→ SOURCE MATERIAL

########

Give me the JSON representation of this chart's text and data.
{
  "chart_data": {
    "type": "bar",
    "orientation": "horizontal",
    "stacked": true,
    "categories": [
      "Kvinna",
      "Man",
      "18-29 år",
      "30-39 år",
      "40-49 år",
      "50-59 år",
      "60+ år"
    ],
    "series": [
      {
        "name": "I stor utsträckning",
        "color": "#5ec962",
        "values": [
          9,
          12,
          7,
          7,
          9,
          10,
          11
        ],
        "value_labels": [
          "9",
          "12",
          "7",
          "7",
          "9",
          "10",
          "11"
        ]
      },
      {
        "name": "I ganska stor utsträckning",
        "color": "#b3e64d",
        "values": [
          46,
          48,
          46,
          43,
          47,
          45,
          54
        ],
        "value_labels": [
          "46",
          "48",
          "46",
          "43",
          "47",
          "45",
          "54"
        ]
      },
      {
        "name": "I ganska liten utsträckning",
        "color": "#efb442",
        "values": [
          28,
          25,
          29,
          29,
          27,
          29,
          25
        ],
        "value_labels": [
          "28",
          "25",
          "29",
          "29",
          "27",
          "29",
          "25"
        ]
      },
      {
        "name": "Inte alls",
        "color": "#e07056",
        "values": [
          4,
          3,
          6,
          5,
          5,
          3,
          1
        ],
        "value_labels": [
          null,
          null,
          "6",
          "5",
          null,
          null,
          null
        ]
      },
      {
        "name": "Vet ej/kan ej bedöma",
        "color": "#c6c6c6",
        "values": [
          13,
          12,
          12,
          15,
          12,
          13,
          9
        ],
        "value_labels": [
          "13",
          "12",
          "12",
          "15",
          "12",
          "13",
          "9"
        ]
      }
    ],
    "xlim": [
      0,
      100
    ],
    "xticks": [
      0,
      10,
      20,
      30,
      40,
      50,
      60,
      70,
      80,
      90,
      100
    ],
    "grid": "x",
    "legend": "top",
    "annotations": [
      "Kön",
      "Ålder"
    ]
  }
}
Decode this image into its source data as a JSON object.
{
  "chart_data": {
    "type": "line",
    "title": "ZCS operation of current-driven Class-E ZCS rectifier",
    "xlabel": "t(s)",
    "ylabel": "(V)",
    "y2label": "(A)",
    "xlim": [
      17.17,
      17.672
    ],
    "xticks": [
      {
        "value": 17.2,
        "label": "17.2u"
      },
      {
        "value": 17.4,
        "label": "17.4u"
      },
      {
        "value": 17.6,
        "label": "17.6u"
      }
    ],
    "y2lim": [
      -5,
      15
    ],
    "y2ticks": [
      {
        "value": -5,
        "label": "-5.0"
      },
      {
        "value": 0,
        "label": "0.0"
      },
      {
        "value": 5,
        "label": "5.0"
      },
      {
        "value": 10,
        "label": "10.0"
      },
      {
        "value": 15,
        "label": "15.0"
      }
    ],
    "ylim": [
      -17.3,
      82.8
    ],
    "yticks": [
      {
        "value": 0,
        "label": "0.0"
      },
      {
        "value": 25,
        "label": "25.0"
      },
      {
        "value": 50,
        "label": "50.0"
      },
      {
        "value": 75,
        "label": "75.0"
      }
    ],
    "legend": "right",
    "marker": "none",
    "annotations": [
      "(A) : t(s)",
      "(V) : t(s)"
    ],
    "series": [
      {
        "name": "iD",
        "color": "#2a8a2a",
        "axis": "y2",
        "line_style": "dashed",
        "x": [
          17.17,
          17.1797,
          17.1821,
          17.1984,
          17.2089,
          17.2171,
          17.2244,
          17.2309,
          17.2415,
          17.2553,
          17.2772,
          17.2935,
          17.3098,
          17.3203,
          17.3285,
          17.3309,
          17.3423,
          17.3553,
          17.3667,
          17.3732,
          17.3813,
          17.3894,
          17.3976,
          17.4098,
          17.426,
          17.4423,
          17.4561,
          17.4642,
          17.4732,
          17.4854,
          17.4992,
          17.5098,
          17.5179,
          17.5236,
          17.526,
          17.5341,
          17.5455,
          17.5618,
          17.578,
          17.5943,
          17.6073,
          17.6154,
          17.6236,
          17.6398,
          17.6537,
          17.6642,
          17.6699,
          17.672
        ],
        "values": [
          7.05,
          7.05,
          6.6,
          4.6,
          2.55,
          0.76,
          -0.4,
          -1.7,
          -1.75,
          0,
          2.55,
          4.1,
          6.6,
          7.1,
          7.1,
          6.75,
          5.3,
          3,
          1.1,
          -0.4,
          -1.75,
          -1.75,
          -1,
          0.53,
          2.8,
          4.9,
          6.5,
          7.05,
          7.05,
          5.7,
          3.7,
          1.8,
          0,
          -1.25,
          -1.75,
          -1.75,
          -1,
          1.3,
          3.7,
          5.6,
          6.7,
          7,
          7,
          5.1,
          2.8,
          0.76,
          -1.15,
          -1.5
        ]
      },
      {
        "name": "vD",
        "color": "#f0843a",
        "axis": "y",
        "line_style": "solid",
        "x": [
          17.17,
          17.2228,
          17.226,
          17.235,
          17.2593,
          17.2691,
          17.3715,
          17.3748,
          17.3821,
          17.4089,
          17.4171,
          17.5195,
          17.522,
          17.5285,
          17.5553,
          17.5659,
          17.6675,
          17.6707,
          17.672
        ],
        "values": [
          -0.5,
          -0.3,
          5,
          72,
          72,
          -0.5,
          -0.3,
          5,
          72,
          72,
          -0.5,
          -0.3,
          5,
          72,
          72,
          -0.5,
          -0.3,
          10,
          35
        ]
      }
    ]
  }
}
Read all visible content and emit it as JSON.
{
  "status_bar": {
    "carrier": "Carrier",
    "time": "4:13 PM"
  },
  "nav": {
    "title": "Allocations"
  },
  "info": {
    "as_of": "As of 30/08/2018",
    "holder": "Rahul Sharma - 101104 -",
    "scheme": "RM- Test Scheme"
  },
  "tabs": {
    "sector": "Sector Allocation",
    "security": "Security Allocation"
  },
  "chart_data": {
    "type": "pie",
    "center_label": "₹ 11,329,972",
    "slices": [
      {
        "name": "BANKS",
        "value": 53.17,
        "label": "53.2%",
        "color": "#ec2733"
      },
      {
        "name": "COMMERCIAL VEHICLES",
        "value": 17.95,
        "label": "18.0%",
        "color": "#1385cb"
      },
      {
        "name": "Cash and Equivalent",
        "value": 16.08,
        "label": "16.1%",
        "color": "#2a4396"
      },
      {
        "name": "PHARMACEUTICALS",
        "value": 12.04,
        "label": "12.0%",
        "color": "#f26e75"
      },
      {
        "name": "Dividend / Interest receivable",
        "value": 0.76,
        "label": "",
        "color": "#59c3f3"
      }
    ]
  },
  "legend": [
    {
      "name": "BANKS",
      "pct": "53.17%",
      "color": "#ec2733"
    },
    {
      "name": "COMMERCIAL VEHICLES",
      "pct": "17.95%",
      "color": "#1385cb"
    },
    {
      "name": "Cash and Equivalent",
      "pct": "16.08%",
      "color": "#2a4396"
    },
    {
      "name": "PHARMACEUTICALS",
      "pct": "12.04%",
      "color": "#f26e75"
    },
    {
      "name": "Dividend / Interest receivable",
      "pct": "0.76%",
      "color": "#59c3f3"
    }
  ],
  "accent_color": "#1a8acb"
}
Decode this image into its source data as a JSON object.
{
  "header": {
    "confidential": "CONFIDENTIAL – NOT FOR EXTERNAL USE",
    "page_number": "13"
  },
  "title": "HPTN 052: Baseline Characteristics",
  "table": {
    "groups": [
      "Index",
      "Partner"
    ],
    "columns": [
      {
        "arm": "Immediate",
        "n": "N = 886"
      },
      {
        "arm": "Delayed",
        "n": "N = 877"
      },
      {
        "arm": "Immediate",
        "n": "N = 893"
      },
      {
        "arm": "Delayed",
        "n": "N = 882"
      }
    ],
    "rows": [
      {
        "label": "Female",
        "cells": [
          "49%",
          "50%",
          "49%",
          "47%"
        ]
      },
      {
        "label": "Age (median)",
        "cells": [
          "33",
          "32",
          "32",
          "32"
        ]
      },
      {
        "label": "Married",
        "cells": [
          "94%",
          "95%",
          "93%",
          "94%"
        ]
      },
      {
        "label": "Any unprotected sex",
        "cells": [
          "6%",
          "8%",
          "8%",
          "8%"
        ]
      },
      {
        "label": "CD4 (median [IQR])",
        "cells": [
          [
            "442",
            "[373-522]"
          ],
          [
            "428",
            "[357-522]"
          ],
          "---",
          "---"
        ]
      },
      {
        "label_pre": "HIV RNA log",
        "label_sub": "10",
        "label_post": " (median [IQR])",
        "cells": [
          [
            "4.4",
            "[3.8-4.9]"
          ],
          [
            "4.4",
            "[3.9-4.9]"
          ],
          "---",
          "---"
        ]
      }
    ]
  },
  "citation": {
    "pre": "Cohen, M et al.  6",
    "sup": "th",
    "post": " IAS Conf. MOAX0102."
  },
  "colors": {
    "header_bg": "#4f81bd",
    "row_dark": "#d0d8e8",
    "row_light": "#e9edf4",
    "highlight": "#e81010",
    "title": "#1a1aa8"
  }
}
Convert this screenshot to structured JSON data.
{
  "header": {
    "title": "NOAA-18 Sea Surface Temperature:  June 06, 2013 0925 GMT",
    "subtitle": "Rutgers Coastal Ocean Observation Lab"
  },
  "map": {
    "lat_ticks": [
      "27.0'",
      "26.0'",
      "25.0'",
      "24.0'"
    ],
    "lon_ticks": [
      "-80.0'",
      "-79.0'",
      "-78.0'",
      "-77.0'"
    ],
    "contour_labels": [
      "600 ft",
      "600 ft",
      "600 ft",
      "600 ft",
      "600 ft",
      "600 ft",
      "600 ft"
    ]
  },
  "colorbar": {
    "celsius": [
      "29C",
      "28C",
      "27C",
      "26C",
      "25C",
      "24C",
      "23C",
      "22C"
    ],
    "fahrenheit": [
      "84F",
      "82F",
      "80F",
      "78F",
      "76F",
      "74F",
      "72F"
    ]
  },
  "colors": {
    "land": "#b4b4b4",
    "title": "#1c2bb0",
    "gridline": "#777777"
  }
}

########

→ GIVEN PROBLEM
Through the last line of the entries above, beginning at the line containing "Convert this screenshot", transcribe each line exactly, both ends included and nothing more.

→ SOLUTION TO THIS TASK
Convert this screenshot to structured JSON data.
{
  "header": {
    "title": "NOAA-18 Sea Surface Temperature:  June 06, 2013 0925 GMT",
    "subtitle": "Rutgers Coastal Ocean Observation Lab"
  },
  "map": {
    "lat_ticks": [
      "27.0'",
      "26.0'",
      "25.0'",
      "24.0'"
    ],
    "lon_ticks": [
      "-80.0'",
      "-79.0'",
      "-78.0'",
      "-77.0'"
    ],
    "contour_labels": [
      "600 ft",
      "600 ft",
      "600 ft",
      "600 ft",
      "600 ft",
      "600 ft",
      "600 ft"
    ]
  },
  "colorbar": {
    "celsius": [
      "29C",
      "28C",
      "27C",
      "26C",
      "25C",
      "24C",
      "23C",
      "22C"
    ],
    "fahrenheit": [
      "84F",
      "82F",
      "80F",
      "78F",
      "76F",
      "74F",
      "72F"
    ]
  },
  "colors": {
    "land": "#b4b4b4",
    "title": "#1c2bb0",
    "gridline": "#777777"
  }
}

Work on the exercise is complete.